**Short task A**.
Set down, word for word, the part of the A.P. proof below that opens with the words containing "We know, nth" and closes with "n × (nth term)".
**Short task B**.
In the A.P. proof below, what does the letter d stand for?
**Short task C**.
Decide whether each statement agrees with the A.P. proof below. Answer yes or no for each, and quote the words of the proof that decide it.
(i) The proof treats n as an integer.
(ii) The proof was answered by sakshipatil55555555.
(iii) The proof sets out to show that the (m + n)th term of the AP equals one.

**Given passage**.
Math, asked by sakshipatil55555555, 1 month ago

If m times the mth term of an A.P is equal to n and nth term then show that the (m+n)th term of the A.P. is zero .​

Answers

Answered by DrNykterstein
98

Correct Question :-

If m times the mth term of an A.P is equal to n times the nth term. Show that the (m+n)th term of the A.P. is zero

Given :-

  • m times mth term = n times nth term

To Prove :-

  • The (m + n)th term of the AP is zero.

Solution :-

We know, nth term of an AP is of the form,

  • a + (n - 1)d

Where,

  • a = First term, d = Common difference
  • n = Integer

According to the question:

⇒ m × (mth term) = n × (nth term)

⇒ m { a + (m - 1)d } = n { a + (n - 1)d }

⇒ ma + (m - 1)md - na - (n - 1)nd = 0

⇒ ma - na + (m - 1)md - (n - 1)nd = 0

⇒ a(m - n) + d { m(m - 1) - n(n - 1) } = 0

⇒ a(m - n) + d(m² - m - n² + n) = 0

⇒ a(m - n) + d{ (m + n)(m - n) - m + n } = 0

⇒ a(m - n) + (m - n)d { (m + n) - 1 } = 0

⇒ (m - n) { a + (m + n - 1)d } = 0

⇒ a + (m + n - 1)d = 0

As discussed earlier, nth term of an AP is of the form a + (n - 1)d. Here, n = m + n

Which means, (m + n)th term is zero.

**Data excerpts**.
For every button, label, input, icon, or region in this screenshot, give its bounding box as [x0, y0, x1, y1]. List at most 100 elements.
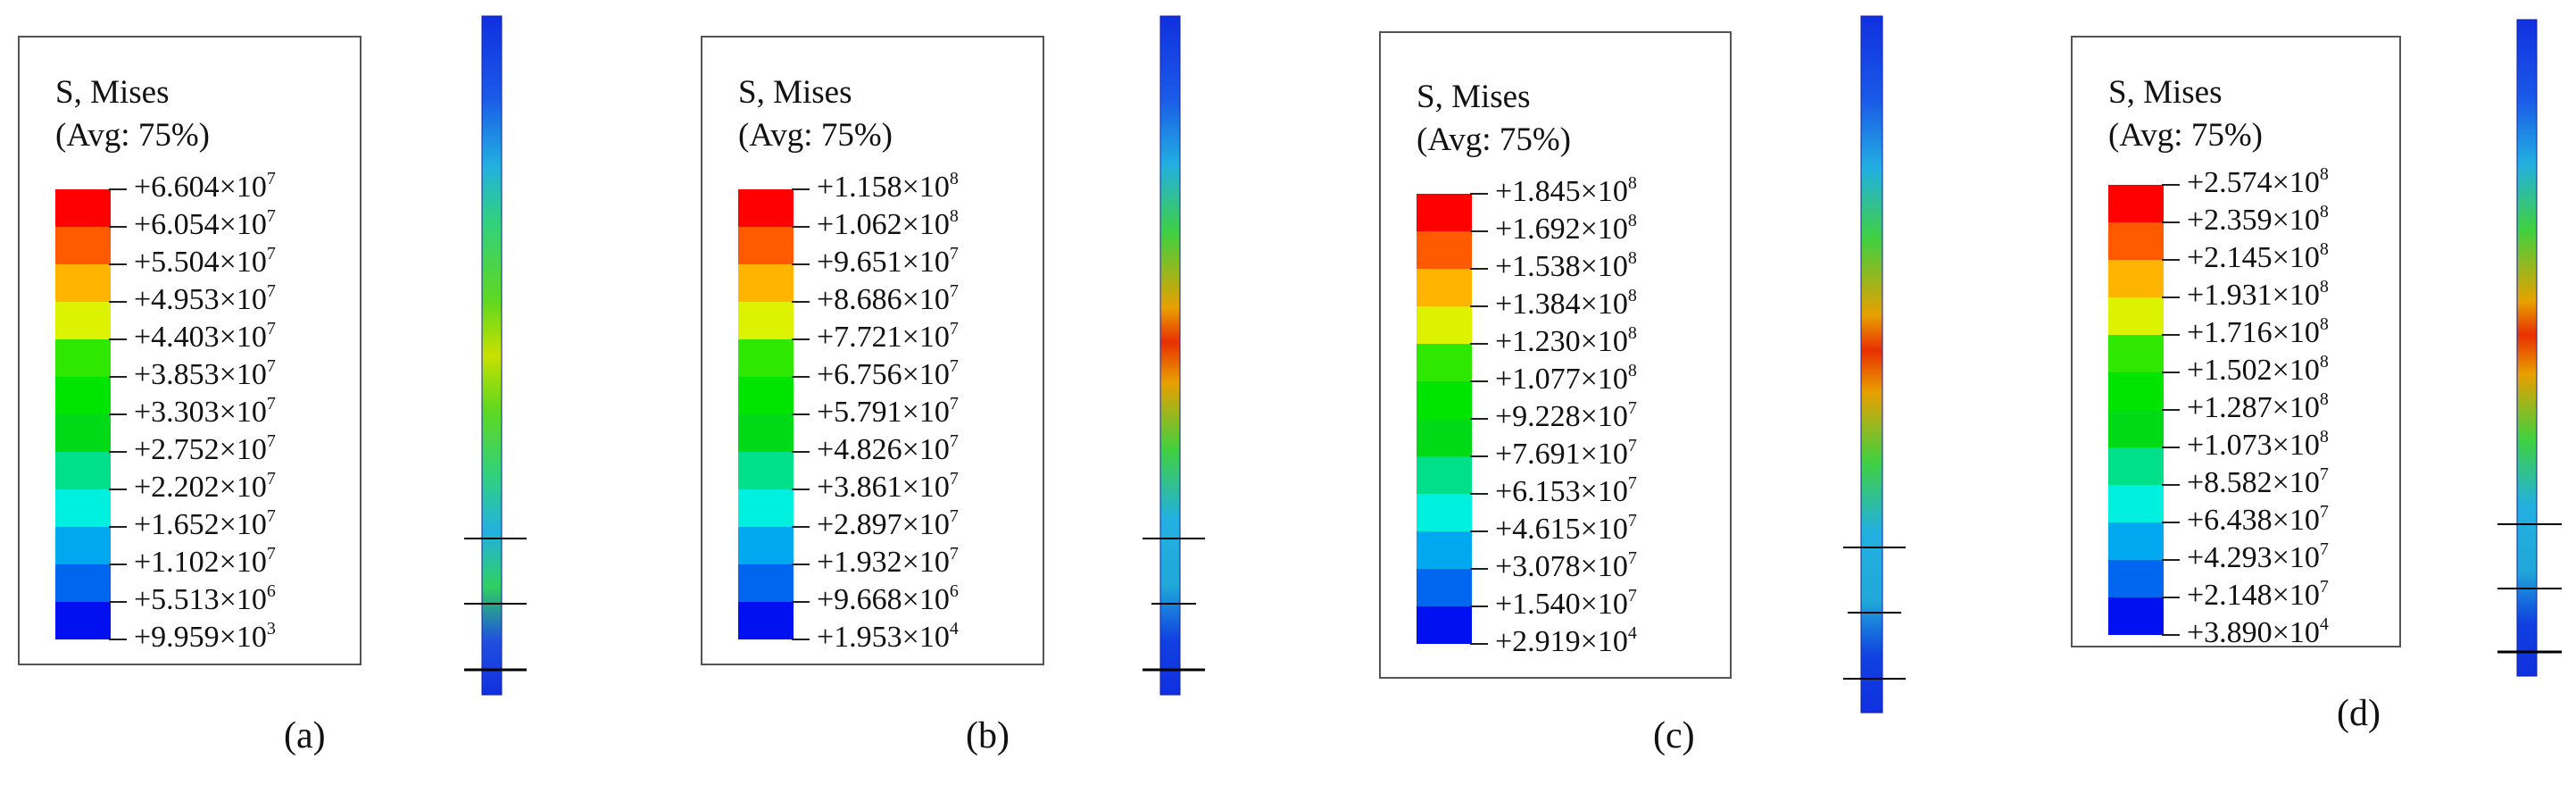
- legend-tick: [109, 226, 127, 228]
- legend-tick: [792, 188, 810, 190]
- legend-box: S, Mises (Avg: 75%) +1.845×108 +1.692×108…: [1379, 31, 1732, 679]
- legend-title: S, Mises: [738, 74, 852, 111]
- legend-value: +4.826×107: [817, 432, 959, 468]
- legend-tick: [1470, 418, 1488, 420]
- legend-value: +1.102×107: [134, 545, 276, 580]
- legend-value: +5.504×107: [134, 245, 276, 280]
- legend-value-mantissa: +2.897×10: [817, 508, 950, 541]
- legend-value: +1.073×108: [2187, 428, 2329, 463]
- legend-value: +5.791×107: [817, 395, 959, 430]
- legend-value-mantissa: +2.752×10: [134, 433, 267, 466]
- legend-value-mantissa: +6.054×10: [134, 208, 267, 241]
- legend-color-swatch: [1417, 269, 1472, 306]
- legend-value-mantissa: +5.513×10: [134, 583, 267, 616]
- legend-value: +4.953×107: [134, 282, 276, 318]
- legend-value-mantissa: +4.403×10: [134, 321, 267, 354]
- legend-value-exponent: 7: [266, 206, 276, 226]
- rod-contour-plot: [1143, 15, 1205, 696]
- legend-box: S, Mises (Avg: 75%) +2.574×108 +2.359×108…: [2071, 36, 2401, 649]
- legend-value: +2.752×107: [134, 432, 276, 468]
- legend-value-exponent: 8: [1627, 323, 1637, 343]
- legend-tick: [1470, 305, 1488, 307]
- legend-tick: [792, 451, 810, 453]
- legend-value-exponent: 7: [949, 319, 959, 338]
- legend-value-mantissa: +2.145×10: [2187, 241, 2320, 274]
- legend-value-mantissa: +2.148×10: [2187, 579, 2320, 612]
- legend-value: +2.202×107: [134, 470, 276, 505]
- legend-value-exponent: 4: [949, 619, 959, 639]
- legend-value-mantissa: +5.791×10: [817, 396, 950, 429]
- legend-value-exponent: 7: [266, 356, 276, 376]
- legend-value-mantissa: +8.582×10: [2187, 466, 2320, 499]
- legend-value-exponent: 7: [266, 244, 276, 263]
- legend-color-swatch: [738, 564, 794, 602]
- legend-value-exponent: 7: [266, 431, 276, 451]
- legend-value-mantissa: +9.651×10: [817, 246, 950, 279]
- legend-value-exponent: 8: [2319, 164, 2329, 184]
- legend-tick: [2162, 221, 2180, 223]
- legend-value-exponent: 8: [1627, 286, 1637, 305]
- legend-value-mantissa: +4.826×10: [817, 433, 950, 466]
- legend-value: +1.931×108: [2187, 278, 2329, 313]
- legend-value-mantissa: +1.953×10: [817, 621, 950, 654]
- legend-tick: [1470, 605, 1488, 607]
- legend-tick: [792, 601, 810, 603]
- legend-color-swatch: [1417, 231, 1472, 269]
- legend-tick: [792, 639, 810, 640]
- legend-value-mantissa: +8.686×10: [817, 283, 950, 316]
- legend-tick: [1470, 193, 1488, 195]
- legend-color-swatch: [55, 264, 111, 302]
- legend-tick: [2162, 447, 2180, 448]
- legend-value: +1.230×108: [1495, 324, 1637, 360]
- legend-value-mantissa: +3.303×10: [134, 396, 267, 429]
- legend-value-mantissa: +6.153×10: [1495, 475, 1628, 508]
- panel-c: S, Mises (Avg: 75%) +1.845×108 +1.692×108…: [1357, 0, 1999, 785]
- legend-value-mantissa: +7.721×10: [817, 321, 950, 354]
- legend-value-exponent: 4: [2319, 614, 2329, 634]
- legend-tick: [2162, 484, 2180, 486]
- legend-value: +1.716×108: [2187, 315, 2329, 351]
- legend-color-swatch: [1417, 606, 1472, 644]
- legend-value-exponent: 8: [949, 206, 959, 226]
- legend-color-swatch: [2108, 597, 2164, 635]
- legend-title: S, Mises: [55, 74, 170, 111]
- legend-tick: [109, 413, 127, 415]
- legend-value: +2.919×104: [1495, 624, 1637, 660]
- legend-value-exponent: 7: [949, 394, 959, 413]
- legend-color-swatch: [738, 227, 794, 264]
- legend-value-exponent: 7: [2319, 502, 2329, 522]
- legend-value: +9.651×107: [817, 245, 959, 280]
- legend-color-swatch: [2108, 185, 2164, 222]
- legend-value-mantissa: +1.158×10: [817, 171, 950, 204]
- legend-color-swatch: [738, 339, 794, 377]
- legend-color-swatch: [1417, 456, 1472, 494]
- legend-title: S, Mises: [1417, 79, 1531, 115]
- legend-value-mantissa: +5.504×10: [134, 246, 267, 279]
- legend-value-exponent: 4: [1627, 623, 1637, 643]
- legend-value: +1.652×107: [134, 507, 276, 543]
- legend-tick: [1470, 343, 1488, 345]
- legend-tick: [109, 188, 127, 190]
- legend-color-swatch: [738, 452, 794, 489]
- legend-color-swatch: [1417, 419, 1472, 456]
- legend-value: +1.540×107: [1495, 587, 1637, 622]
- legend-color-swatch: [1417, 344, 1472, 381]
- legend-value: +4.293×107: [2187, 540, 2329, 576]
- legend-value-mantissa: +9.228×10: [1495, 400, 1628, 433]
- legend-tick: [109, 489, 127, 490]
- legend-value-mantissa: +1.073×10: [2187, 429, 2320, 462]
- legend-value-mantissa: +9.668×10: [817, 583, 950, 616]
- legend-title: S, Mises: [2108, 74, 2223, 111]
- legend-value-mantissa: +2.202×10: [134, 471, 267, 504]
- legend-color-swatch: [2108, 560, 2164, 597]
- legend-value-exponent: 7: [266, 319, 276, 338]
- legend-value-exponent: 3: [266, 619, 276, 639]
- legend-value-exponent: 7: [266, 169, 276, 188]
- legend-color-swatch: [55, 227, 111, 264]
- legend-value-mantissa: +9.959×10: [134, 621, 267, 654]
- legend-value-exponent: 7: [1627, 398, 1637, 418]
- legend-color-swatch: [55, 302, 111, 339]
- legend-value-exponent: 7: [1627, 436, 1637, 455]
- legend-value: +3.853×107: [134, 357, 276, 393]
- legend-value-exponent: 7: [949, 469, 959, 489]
...
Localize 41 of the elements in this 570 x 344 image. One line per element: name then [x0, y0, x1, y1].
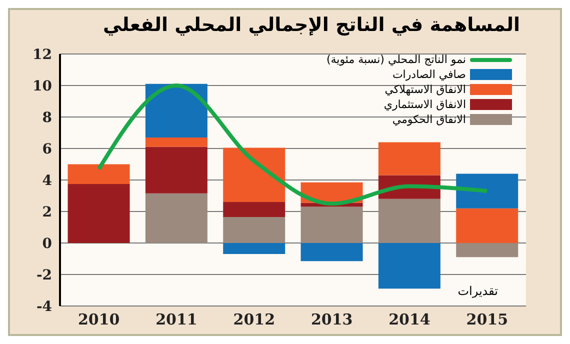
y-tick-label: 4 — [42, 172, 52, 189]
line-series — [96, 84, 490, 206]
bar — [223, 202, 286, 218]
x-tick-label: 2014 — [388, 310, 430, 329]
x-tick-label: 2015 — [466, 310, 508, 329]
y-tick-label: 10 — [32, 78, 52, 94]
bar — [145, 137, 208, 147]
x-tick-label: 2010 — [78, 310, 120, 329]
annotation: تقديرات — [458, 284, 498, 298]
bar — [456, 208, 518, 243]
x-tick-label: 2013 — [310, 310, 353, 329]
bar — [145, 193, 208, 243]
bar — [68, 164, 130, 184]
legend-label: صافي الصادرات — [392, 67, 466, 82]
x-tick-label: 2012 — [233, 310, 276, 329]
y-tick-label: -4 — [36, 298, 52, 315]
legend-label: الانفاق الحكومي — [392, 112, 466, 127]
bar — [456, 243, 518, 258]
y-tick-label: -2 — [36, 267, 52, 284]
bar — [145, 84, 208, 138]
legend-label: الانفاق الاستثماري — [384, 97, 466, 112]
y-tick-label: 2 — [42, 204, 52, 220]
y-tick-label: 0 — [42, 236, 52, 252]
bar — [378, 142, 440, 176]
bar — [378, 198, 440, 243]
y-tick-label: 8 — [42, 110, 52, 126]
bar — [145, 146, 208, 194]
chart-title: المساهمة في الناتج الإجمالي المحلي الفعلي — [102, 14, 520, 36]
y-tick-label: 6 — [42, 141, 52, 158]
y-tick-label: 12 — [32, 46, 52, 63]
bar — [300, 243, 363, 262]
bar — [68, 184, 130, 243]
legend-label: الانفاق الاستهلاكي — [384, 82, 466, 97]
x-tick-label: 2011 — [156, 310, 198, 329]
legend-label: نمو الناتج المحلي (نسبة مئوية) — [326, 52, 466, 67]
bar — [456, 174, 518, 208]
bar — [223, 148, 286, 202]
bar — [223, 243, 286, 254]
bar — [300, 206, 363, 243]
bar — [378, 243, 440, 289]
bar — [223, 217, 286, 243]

**Expected answer A**.
We know, nth term of an AP is of the form,

  • a + (n - 1)d

Where,

  • a = First term, d = Common difference
  • n = Integer

According to the question:

⇒ m × (mth term) = n × (nth term)

**Expected answer B**.
Common difference.

**Expected answer C**.
(i) Yes: "n = Integer"
(ii) No: "Answered by DrNykterstein"
(iii) No: "The (m + n)th term of the AP is zero."